--- Source extract ---

The process of cleaning up a program to make it more usable or easier to understand or less complicated is called refactoring. It's best to refactor in small parts and test each change as you do it. In this case I did have to make a small change to the test code to handle the FastaRecord object. Now that I have a function I'll use it to read the next two records in the file and make sure they are correct. I'll show just the test code here
infile = open("simple.fasta")

record = read_fasta_record(infile)
if record.title != "first sequence record":
    raise AssertionError(repr(title))
if record.sequence != "TACGAGAATAATTTCTCATCATCCAGCTTTAACACAAAATTCGCA":
    raise AssertionError(repr(sequence))

record = read_fasta_record(infile)

--- Source data ---

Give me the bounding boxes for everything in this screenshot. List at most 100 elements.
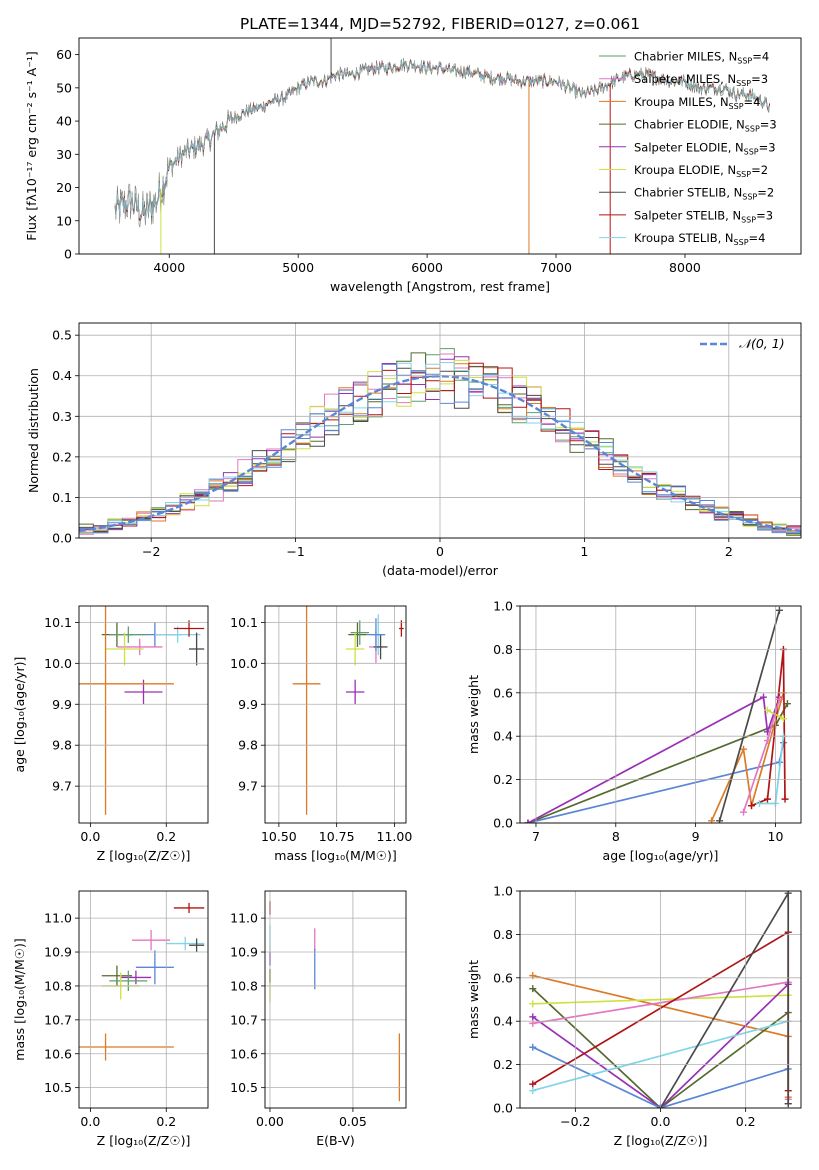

---

Directions » Reproduce the refactoring extract above from "The process of" down to "raise AssertionError(repr(title))", without changing anything.

Answer to this exercise »
The process of cleaning up a program to make it more usable or easier to understand or less complicated is called refactoring. It's best to refactor in small parts and test each change as you do it. In this case I did have to make a small change to the test code to handle the FastaRecord object. Now that I have a function I'll use it to read the next two records in the file and make sure they are correct. I'll show just the test code here
infile = open("simple.fasta")

record = read_fasta_record(infile)
if record.title != "first sequence record":
    raise AssertionError(repr(title))